=== EXERCISE INSTRUCTIONS ===
Lay out the entries from the start through the line that contains "Give bounding boxes" as a Markdown table with the columns Row and Line, one row per line. Skip blank lines and leave out the pictures.

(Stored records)
###
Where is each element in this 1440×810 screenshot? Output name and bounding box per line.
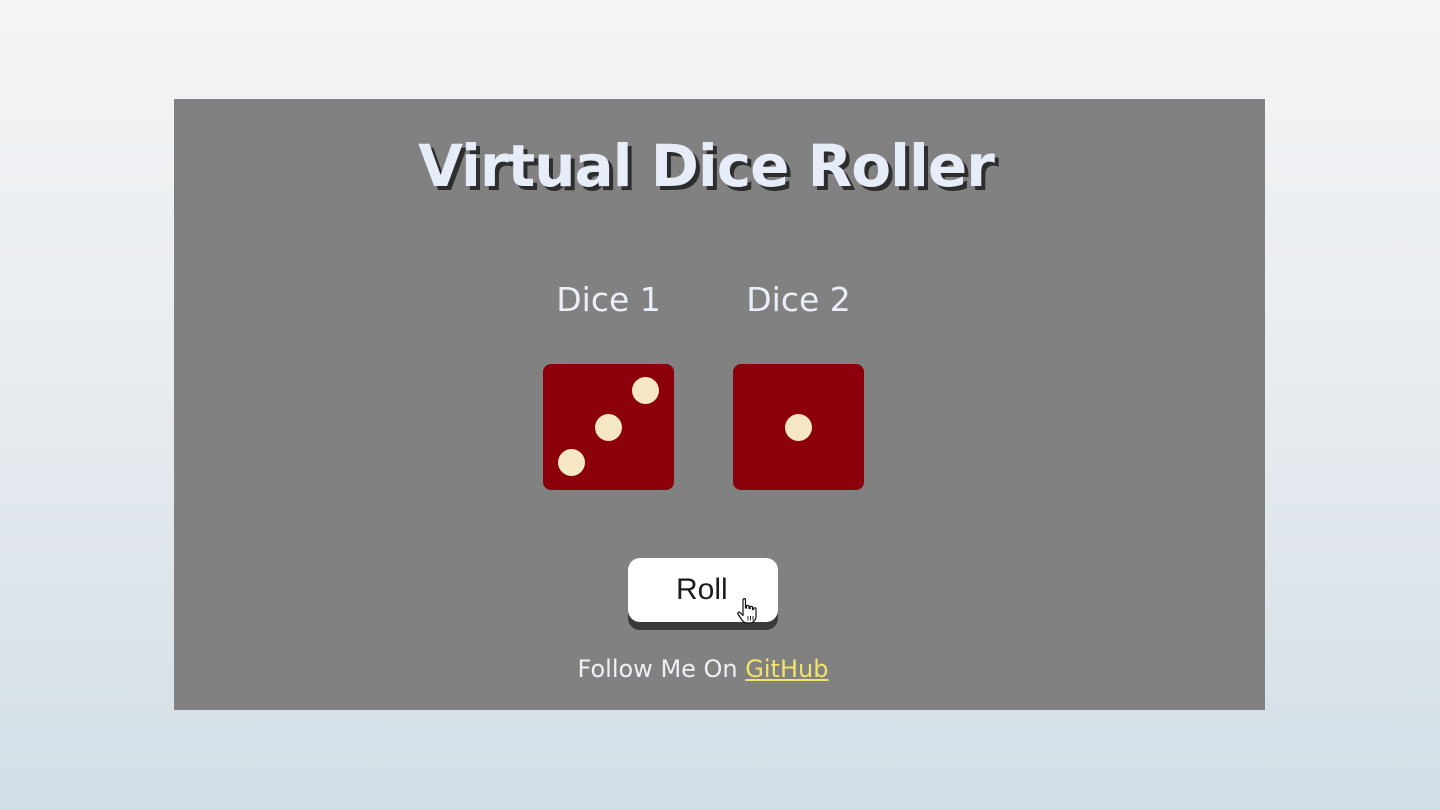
dice-1-face — [543, 364, 674, 490]
dice-pip — [558, 448, 586, 476]
roll-button-label: Roll — [676, 573, 728, 606]
footer-text: Follow Me On — [577, 655, 746, 683]
dice-pip — [785, 413, 812, 441]
page-title: Virtual Dice Roller — [418, 132, 995, 200]
hand-pointer-icon — [737, 598, 757, 624]
github-link[interactable]: GitHub — [745, 655, 828, 683]
dice-1-label: Dice 1 — [556, 280, 661, 319]
dice-pip — [595, 413, 622, 441]
footer: Follow Me On GitHub — [0, 655, 1406, 683]
dice-2-label: Dice 2 — [746, 280, 851, 319]
dice-2-face — [733, 364, 864, 490]
dice-pip — [631, 376, 659, 404]
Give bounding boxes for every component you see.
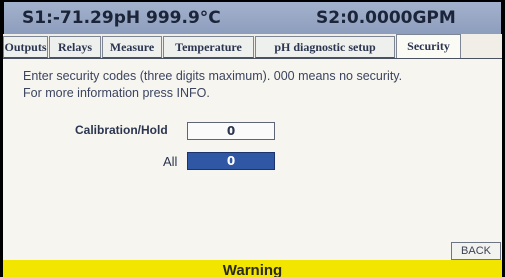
instructions-line-2: For more information press INFO. (23, 86, 210, 100)
security-panel: Enter security codes (three digits maxim… (3, 58, 502, 260)
all-code-field[interactable]: 0 (187, 152, 275, 170)
instructions-line-1: Enter security codes (three digits maxim… (23, 69, 403, 83)
measurement-header: S1:-71.29pH 999.9°C S2:0.0000GPM (4, 2, 501, 34)
tab-outputs[interactable]: Outputs (3, 36, 48, 58)
warning-text: Warning (222, 262, 283, 277)
tab-temperature[interactable]: Temperature (163, 36, 254, 58)
tab-ph-diagnostic-setup[interactable]: pH diagnostic setup (255, 36, 395, 58)
instructions-text: Enter security codes (three digits maxim… (23, 68, 493, 102)
sensor1-reading: S1:-71.29pH 999.9°C (22, 8, 221, 28)
back-button[interactable]: BACK (451, 242, 501, 260)
all-label: All (163, 154, 178, 169)
warning-status-bar[interactable]: Warning (3, 260, 502, 277)
tab-measure[interactable]: Measure (102, 36, 162, 58)
sensor2-reading: S2:0.0000GPM (316, 8, 456, 28)
tab-relays[interactable]: Relays (49, 36, 101, 58)
tab-bar: Outputs Relays Measure Temperature pH di… (3, 34, 502, 58)
calibration-hold-label: Calibration/Hold (75, 123, 168, 137)
device-screen: S1:-71.29pH 999.9°C S2:0.0000GPM Outputs… (0, 0, 505, 277)
tab-security[interactable]: Security (396, 34, 461, 58)
calibration-hold-code-field[interactable]: 0 (187, 122, 275, 140)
###
=== EXPECTED ANSWER ===
| Row | Line |
|---|---|
| 1 | Where is each element in this 1440×810 screenshot? Output name and bounding box per line. |
| 2 | dice-1-face — [543, 364, 674, 490] |
| 3 | dice-pip — [558, 448, 586, 476] |
| 4 | roll-button-label: Roll — [676, 573, 728, 606] |
| 5 | footer-text: Follow Me On — [577, 655, 746, 683] |
| 6 | dice-pip — [785, 413, 812, 441] |
| 7 | page-title: Virtual Dice Roller — [418, 132, 995, 200] |
| 8 | hand-pointer-icon — [737, 598, 757, 624] |
| 9 | github-link[interactable]: GitHub — [745, 655, 828, 683] |
| 10 | dice-1-label: Dice 1 — [556, 280, 661, 319] |
| 11 | dice-pip — [595, 413, 622, 441] |
| 12 | footer: Follow Me On GitHub — [0, 655, 1406, 683] |
| 13 | dice-2-label: Dice 2 — [746, 280, 851, 319] |
| 14 | dice-2-face — [733, 364, 864, 490] |
| 15 | dice-pip — [631, 376, 659, 404] |
| 16 | Give bounding boxes for every component you see. |